▶ _RECORDS TO PROCESS_
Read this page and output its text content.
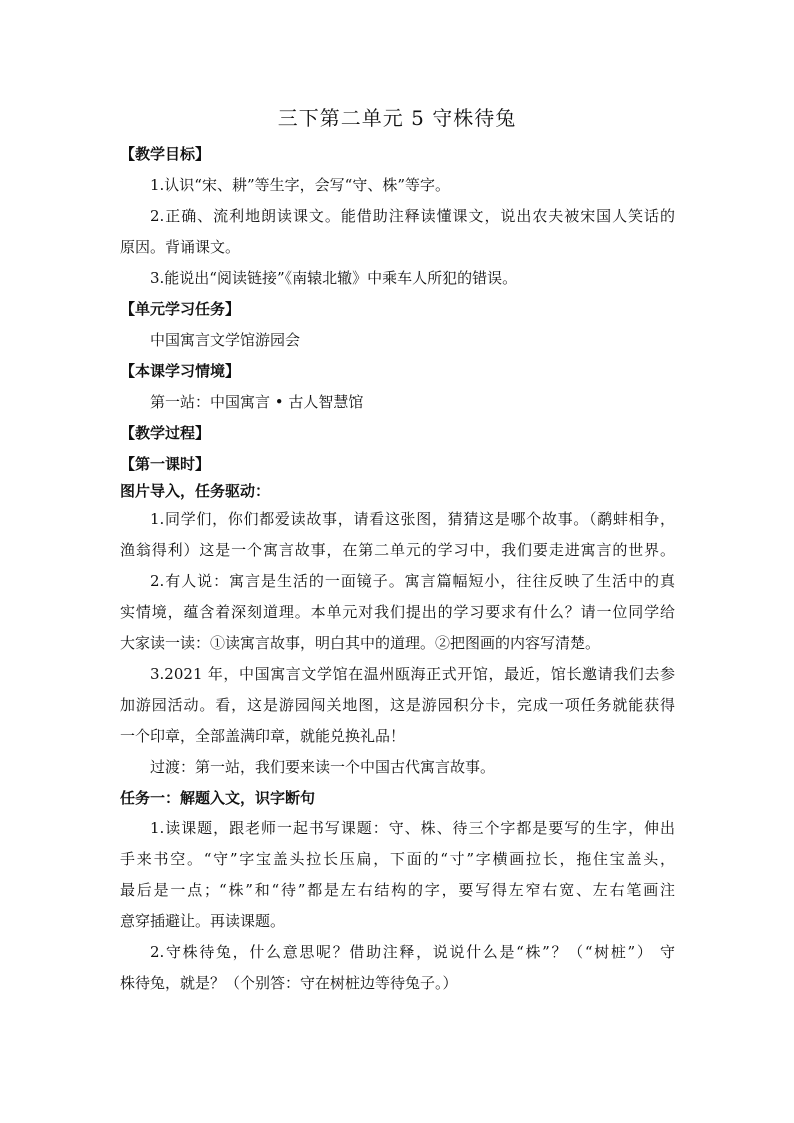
三下第二单元 5 守株待兔
【教学目标】
1.认识“宋、耕”等生字，会写“守、株”等字。
2.正确、流利地朗读课文。能借助注释读懂课文，说出农夫被宋国人笑话的
原因。背诵课文。
3.能说出“阅读链接”《南辕北辙》中乘车人所犯的错误。
【单元学习任务】
中国寓言文学馆游园会
【本课学习情境】
第一站：中国寓言 • 古人智慧馆
【教学过程】
【第一课时】
图片导入，任务驱动：
1.同学们，你们都爱读故事，请看这张图，猜猜这是哪个故事。（鹬蚌相争，
渔翁得利）这是一个寓言故事，在第二单元的学习中，我们要走进寓言的世界。
2.有人说：寓言是生活的一面镜子。寓言篇幅短小，往往反映了生活中的真
实情境，蕴含着深刻道理。本单元对我们提出的学习要求有什么？请一位同学给
大家读一读：①读寓言故事，明白其中的道理。②把图画的内容写清楚。
3.2021 年，中国寓言文学馆在温州瓯海正式开馆，最近，馆长邀请我们去参
加游园活动。看，这是游园闯关地图，这是游园积分卡，完成一项任务就能获得
一个印章，全部盖满印章，就能兑换礼品！
过渡：第一站，我们要来读一个中国古代寓言故事。
任务一：解题入文，识字断句
1.读课题，跟老师一起书写课题：守、株、待三个字都是要写的生字，伸出
手来书空。“守”字宝盖头拉长压扁，下面的“寸”字横画拉长，拖住宝盖头，
最后是一点；“株”和“待”都是左右结构的字，要写得左窄右宽、左右笔画注
意穿插避让。再读课题。
2.守株待兔，什么意思呢？借助注释，说说什么是“株”？（“树桩”） 守
株待兔，就是？（个别答：守在树桩边等待兔子。）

▶ _WHAT YOU NEED TO DO_
Say how many lines of the listing above contain "守株待兔", with no other words.

▶ _RESPONSE_
2